— Begin —

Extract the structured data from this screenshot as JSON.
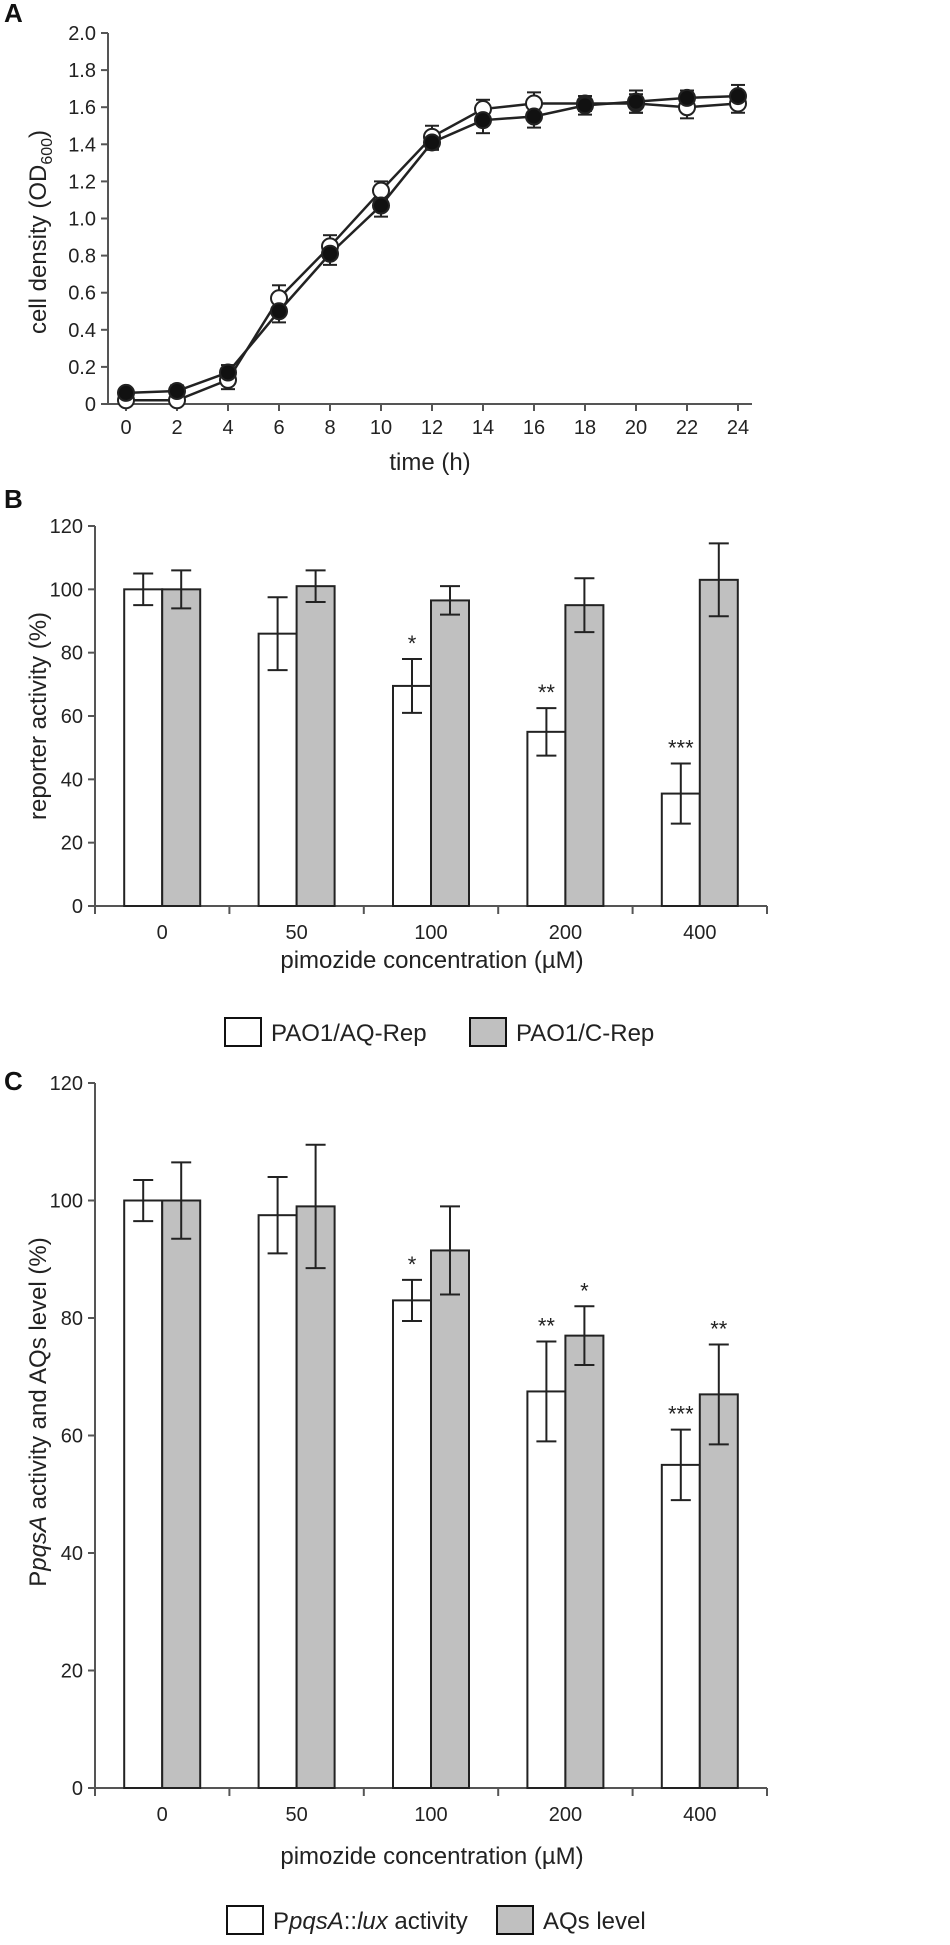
{
  "colors": {
    "open": "#ffffff",
    "filled": "#111111",
    "gray_bar": "#c0c0c0",
    "axis": "#555555",
    "line": "#222222"
  },
  "chart_data": [
    {
      "panel": "A",
      "type": "line",
      "title": "",
      "xlabel": "time (h)",
      "ylabel_main": "cell density (OD",
      "ylabel_sub": "600",
      "ylabel_end": ")",
      "x": [
        0,
        2,
        4,
        6,
        8,
        10,
        12,
        14,
        16,
        18,
        20,
        22,
        24
      ],
      "xticks": [
        "0",
        "2",
        "4",
        "6",
        "8",
        "10",
        "12",
        "14",
        "16",
        "18",
        "20",
        "22",
        "24"
      ],
      "yticks": [
        "0",
        "0.2",
        "0.4",
        "0.6",
        "0.8",
        "1.0",
        "1.2",
        "1.4",
        "1.6",
        "1.8",
        "2.0"
      ],
      "ylim": [
        0,
        2.0
      ],
      "series": [
        {
          "name": "open circles",
          "marker": "open",
          "values": [
            0.02,
            0.02,
            0.13,
            0.57,
            0.85,
            1.15,
            1.44,
            1.59,
            1.62,
            1.62,
            1.62,
            1.6,
            1.62
          ],
          "errors": [
            0.02,
            0.02,
            0.05,
            0.07,
            0.06,
            0.05,
            0.06,
            0.05,
            0.06,
            0.04,
            0.05,
            0.06,
            0.05
          ]
        },
        {
          "name": "filled circles",
          "marker": "filled",
          "values": [
            0.06,
            0.07,
            0.17,
            0.5,
            0.81,
            1.07,
            1.41,
            1.53,
            1.55,
            1.61,
            1.63,
            1.65,
            1.66
          ],
          "errors": [
            0.02,
            0.03,
            0.04,
            0.06,
            0.06,
            0.06,
            0.04,
            0.07,
            0.06,
            0.05,
            0.06,
            0.04,
            0.06
          ]
        }
      ]
    },
    {
      "panel": "B",
      "type": "bar",
      "title": "",
      "xlabel": "pimozide concentration (µM)",
      "ylabel": "reporter activity (%)",
      "categories": [
        "0",
        "50",
        "100",
        "200",
        "400"
      ],
      "yticks": [
        "0",
        "20",
        "40",
        "60",
        "80",
        "100",
        "120"
      ],
      "ylim": [
        0,
        120
      ],
      "series": [
        {
          "name": "PAO1/AQ-Rep",
          "fill": "open",
          "values": [
            100,
            86,
            69.5,
            55,
            35.5
          ],
          "errors": [
            5,
            11.5,
            8.5,
            7.5,
            9.5
          ],
          "annotations": [
            "",
            "",
            "*",
            "**",
            "***"
          ]
        },
        {
          "name": "PAO1/C-Rep",
          "fill": "gray",
          "values": [
            100,
            101,
            96.5,
            95,
            103
          ],
          "errors": [
            6,
            5,
            4.5,
            8.5,
            11.5
          ],
          "annotations": [
            "",
            "",
            "",
            "",
            ""
          ]
        }
      ],
      "legend": [
        "PAO1/AQ-Rep",
        "PAO1/C-Rep"
      ]
    },
    {
      "panel": "C",
      "type": "bar",
      "title": "",
      "xlabel": "pimozide concentration (µM)",
      "ylabel_prefix": "P",
      "ylabel_italic": "pqsA",
      "ylabel_suffix": " activity and AQs level (%)",
      "categories": [
        "0",
        "50",
        "100",
        "200",
        "400"
      ],
      "yticks": [
        "0",
        "20",
        "40",
        "60",
        "80",
        "100",
        "120"
      ],
      "ylim": [
        0,
        120
      ],
      "series": [
        {
          "name": "PpqsA::lux activity",
          "fill": "open",
          "values": [
            100,
            97.5,
            83,
            67.5,
            55
          ],
          "errors": [
            3.5,
            6.5,
            3.5,
            8.5,
            6
          ],
          "annotations": [
            "",
            "",
            "*",
            "**",
            "***"
          ]
        },
        {
          "name": "AQs level",
          "fill": "gray",
          "values": [
            100,
            99,
            91.5,
            77,
            67
          ],
          "errors": [
            6.5,
            10.5,
            7.5,
            5,
            8.5
          ],
          "annotations": [
            "",
            "",
            "",
            "*",
            "**"
          ]
        }
      ],
      "legend_a": {
        "p": "P",
        "italic1": "pqsA",
        "mid": "::",
        "italic2": "lux",
        "end": " activity"
      },
      "legend_b": "AQs level"
    }
  ]
}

— End —

→ **REQUIRED TASK**: The records above must be echoed exactly, minus their pictures.

→ **TASK ANSWER**:
Extract the structured data from this screenshot as JSON.
{
  "colors": {
    "open": "#ffffff",
    "filled": "#111111",
    "gray_bar": "#c0c0c0",
    "axis": "#555555",
    "line": "#222222"
  },
  "chart_data": [
    {
      "panel": "A",
      "type": "line",
      "title": "",
      "xlabel": "time (h)",
      "ylabel_main": "cell density (OD",
      "ylabel_sub": "600",
      "ylabel_end": ")",
      "x": [
        0,
        2,
        4,
        6,
        8,
        10,
        12,
        14,
        16,
        18,
        20,
        22,
        24
      ],
      "xticks": [
        "0",
        "2",
        "4",
        "6",
        "8",
        "10",
        "12",
        "14",
        "16",
        "18",
        "20",
        "22",
        "24"
      ],
      "yticks": [
        "0",
        "0.2",
        "0.4",
        "0.6",
        "0.8",
        "1.0",
        "1.2",
        "1.4",
        "1.6",
        "1.8",
        "2.0"
      ],
      "ylim": [
        0,
        2.0
      ],
      "series": [
        {
          "name": "open circles",
          "marker": "open",
          "values": [
            0.02,
            0.02,
            0.13,
            0.57,
            0.85,
            1.15,
            1.44,
            1.59,
            1.62,
            1.62,
            1.62,
            1.6,
            1.62
          ],
          "errors": [
            0.02,
            0.02,
            0.05,
            0.07,
            0.06,
            0.05,
            0.06,
            0.05,
            0.06,
            0.04,
            0.05,
            0.06,
            0.05
          ]
        },
        {
          "name": "filled circles",
          "marker": "filled",
          "values": [
            0.06,
            0.07,
            0.17,
            0.5,
            0.81,
            1.07,
            1.41,
            1.53,
            1.55,
            1.61,
            1.63,
            1.65,
            1.66
          ],
          "errors": [
            0.02,
            0.03,
            0.04,
            0.06,
            0.06,
            0.06,
            0.04,
            0.07,
            0.06,
            0.05,
            0.06,
            0.04,
            0.06
          ]
        }
      ]
    },
    {
      "panel": "B",
      "type": "bar",
      "title": "",
      "xlabel": "pimozide concentration (µM)",
      "ylabel": "reporter activity (%)",
      "categories": [
        "0",
        "50",
        "100",
        "200",
        "400"
      ],
      "yticks": [
        "0",
        "20",
        "40",
        "60",
        "80",
        "100",
        "120"
      ],
      "ylim": [
        0,
        120
      ],
      "series": [
        {
          "name": "PAO1/AQ-Rep",
          "fill": "open",
          "values": [
            100,
            86,
            69.5,
            55,
            35.5
          ],
          "errors": [
            5,
            11.5,
            8.5,
            7.5,
            9.5
          ],
          "annotations": [
            "",
            "",
            "*",
            "**",
            "***"
          ]
        },
        {
          "name": "PAO1/C-Rep",
          "fill": "gray",
          "values": [
            100,
            101,
            96.5,
            95,
            103
          ],
          "errors": [
            6,
            5,
            4.5,
            8.5,
            11.5
          ],
          "annotations": [
            "",
            "",
            "",
            "",
            ""
          ]
        }
      ],
      "legend": [
        "PAO1/AQ-Rep",
        "PAO1/C-Rep"
      ]
    },
    {
      "panel": "C",
      "type": "bar",
      "title": "",
      "xlabel": "pimozide concentration (µM)",
      "ylabel_prefix": "P",
      "ylabel_italic": "pqsA",
      "ylabel_suffix": " activity and AQs level (%)",
      "categories": [
        "0",
        "50",
        "100",
        "200",
        "400"
      ],
      "yticks": [
        "0",
        "20",
        "40",
        "60",
        "80",
        "100",
        "120"
      ],
      "ylim": [
        0,
        120
      ],
      "series": [
        {
          "name": "PpqsA::lux activity",
          "fill": "open",
          "values": [
            100,
            97.5,
            83,
            67.5,
            55
          ],
          "errors": [
            3.5,
            6.5,
            3.5,
            8.5,
            6
          ],
          "annotations": [
            "",
            "",
            "*",
            "**",
            "***"
          ]
        },
        {
          "name": "AQs level",
          "fill": "gray",
          "values": [
            100,
            99,
            91.5,
            77,
            67
          ],
          "errors": [
            6.5,
            10.5,
            7.5,
            5,
            8.5
          ],
          "annotations": [
            "",
            "",
            "",
            "*",
            "**"
          ]
        }
      ],
      "legend_a": {
        "p": "P",
        "italic1": "pqsA",
        "mid": "::",
        "italic2": "lux",
        "end": " activity"
      },
      "legend_b": "AQs level"
    }
  ]
}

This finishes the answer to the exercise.